EXERCISE INSTRUCTIONS
Lines below that include "Hamazura" are the answer; copy each one.

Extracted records
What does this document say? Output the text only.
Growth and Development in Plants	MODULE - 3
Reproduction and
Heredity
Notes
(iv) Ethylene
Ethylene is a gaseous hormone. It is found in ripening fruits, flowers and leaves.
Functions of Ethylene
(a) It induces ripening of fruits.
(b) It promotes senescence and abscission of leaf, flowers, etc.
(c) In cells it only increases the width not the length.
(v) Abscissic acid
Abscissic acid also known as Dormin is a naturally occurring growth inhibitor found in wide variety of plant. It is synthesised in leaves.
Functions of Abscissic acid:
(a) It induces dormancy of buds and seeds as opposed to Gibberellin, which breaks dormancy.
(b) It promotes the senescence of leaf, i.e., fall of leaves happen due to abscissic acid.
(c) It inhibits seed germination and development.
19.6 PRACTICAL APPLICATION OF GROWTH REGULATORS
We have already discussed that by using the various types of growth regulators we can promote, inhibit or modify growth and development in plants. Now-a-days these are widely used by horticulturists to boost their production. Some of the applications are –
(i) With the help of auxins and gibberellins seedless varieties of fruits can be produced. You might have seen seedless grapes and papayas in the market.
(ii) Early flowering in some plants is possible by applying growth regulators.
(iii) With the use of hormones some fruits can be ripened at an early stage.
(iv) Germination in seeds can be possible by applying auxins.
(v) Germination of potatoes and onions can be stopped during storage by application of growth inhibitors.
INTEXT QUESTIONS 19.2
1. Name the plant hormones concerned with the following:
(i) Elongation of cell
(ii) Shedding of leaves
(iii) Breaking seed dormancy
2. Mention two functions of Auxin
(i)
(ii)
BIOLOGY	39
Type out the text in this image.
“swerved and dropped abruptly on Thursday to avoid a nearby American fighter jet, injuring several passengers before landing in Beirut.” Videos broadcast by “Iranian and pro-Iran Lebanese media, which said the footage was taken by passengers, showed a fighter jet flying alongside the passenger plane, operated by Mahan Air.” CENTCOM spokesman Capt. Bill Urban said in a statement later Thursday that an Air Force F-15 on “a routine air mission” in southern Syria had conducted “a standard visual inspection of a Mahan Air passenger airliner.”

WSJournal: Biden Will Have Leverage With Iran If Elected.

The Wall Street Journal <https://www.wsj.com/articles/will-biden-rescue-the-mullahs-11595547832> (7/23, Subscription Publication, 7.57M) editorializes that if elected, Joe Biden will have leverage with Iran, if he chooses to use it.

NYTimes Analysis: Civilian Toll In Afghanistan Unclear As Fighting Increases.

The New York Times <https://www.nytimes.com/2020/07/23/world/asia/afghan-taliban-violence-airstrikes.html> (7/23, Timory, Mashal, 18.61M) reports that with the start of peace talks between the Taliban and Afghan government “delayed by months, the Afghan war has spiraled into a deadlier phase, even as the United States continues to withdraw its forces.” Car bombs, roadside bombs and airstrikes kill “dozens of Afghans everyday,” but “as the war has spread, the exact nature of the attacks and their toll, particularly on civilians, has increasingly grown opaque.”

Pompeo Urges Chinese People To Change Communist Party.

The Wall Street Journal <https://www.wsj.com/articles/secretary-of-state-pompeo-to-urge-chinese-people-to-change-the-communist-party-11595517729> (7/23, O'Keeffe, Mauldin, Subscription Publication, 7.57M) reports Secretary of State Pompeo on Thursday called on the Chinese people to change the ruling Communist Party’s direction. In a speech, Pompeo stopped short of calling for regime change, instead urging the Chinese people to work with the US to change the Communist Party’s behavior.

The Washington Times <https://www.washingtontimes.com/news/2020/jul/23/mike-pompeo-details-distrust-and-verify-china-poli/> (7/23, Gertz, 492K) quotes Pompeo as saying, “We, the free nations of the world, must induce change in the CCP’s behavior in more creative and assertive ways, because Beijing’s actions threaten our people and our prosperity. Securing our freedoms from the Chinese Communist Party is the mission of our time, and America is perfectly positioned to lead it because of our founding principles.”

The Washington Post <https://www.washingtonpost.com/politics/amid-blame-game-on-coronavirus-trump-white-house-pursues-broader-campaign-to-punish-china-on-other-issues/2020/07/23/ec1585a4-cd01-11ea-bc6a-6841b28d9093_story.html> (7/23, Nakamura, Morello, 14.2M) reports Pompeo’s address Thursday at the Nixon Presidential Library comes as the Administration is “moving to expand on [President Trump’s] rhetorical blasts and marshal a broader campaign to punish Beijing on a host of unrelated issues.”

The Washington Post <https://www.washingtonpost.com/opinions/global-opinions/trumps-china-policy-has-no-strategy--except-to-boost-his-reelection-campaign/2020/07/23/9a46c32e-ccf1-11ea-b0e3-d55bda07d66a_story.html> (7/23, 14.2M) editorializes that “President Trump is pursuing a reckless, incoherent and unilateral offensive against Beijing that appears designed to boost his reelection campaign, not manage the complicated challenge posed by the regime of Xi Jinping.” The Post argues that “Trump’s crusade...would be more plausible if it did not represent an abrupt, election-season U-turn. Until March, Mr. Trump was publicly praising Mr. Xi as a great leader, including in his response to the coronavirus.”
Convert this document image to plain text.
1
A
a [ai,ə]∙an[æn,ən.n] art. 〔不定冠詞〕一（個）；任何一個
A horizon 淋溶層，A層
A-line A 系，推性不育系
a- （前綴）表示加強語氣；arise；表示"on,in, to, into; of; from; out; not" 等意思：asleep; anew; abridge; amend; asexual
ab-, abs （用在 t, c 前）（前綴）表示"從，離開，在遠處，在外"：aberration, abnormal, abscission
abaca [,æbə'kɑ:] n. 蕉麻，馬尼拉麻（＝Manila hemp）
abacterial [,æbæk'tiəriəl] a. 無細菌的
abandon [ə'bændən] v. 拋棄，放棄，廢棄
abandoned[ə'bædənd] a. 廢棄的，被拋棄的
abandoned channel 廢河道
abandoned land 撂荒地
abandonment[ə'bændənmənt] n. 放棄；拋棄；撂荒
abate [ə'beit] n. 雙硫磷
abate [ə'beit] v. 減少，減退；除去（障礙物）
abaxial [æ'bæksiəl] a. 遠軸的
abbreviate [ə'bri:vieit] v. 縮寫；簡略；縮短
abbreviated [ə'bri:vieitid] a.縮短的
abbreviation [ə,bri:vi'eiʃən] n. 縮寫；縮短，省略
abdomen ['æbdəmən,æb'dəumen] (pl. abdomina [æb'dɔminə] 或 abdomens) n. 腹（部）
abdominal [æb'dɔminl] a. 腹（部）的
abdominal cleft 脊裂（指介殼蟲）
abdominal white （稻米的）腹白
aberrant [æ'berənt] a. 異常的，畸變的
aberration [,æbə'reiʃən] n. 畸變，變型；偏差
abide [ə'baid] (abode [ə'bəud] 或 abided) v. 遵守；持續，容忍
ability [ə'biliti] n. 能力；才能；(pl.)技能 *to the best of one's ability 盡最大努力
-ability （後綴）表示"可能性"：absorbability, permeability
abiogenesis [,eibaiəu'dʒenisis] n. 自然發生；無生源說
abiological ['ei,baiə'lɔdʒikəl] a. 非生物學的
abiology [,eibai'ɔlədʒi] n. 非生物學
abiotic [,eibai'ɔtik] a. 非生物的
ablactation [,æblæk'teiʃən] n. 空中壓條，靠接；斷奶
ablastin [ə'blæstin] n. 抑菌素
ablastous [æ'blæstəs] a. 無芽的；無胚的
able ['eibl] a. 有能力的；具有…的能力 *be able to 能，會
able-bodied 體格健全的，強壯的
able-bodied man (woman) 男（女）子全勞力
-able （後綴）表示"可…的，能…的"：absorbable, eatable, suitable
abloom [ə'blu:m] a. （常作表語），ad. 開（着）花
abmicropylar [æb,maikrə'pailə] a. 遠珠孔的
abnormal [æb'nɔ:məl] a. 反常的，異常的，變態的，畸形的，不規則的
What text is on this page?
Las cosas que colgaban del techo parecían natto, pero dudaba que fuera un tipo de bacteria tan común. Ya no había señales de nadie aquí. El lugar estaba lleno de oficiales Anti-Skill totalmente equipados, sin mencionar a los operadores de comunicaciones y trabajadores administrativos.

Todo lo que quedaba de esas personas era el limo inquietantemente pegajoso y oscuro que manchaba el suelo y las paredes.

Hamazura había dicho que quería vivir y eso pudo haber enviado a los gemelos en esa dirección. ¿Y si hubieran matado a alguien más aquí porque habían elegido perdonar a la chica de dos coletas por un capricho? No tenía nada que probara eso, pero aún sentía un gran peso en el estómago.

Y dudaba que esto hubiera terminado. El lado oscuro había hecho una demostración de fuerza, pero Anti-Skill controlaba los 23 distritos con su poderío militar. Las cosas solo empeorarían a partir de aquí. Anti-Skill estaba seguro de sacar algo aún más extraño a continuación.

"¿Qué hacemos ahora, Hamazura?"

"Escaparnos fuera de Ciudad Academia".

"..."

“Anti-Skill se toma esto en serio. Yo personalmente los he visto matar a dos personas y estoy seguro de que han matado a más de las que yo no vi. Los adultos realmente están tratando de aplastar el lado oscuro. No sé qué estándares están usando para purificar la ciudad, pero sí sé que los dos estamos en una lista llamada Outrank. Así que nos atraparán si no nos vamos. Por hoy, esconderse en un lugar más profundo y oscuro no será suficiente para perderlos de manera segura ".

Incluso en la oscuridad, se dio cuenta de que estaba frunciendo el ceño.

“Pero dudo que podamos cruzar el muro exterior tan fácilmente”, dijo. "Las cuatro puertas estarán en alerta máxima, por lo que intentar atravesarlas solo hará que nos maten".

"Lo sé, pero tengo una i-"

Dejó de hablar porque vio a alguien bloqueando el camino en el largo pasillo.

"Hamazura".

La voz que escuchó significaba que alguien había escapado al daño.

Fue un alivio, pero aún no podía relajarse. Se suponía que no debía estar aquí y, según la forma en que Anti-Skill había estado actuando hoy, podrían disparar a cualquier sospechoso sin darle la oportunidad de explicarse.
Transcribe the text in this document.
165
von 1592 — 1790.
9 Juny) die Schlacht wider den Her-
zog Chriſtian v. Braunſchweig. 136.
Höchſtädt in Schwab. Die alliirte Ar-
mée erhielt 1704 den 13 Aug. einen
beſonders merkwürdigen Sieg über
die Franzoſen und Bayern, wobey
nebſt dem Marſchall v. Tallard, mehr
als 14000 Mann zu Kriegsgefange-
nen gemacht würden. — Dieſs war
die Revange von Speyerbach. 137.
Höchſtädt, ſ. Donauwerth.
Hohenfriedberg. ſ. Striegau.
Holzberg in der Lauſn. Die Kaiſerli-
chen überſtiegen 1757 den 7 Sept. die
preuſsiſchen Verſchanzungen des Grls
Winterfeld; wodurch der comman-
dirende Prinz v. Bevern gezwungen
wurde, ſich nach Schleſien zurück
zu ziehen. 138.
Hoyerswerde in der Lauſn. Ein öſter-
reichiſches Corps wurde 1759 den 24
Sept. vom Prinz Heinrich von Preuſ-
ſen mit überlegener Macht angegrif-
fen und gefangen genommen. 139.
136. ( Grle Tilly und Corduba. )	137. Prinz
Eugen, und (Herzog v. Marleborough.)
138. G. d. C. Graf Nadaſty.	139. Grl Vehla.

RESPONSE TO THE TASK
Hamazura había dicho que quería vivir y eso pudo haber enviado a los gemelos en esa dirección. ¿Y si hubieran matado a alguien más aquí porque habían elegido perdonar a la chica de dos coletas por un capricho? No tenía nada que probara eso, pero aún sentía un gran peso en el estómago.
"¿Qué hacemos ahora, Hamazura?"
"Hamazura".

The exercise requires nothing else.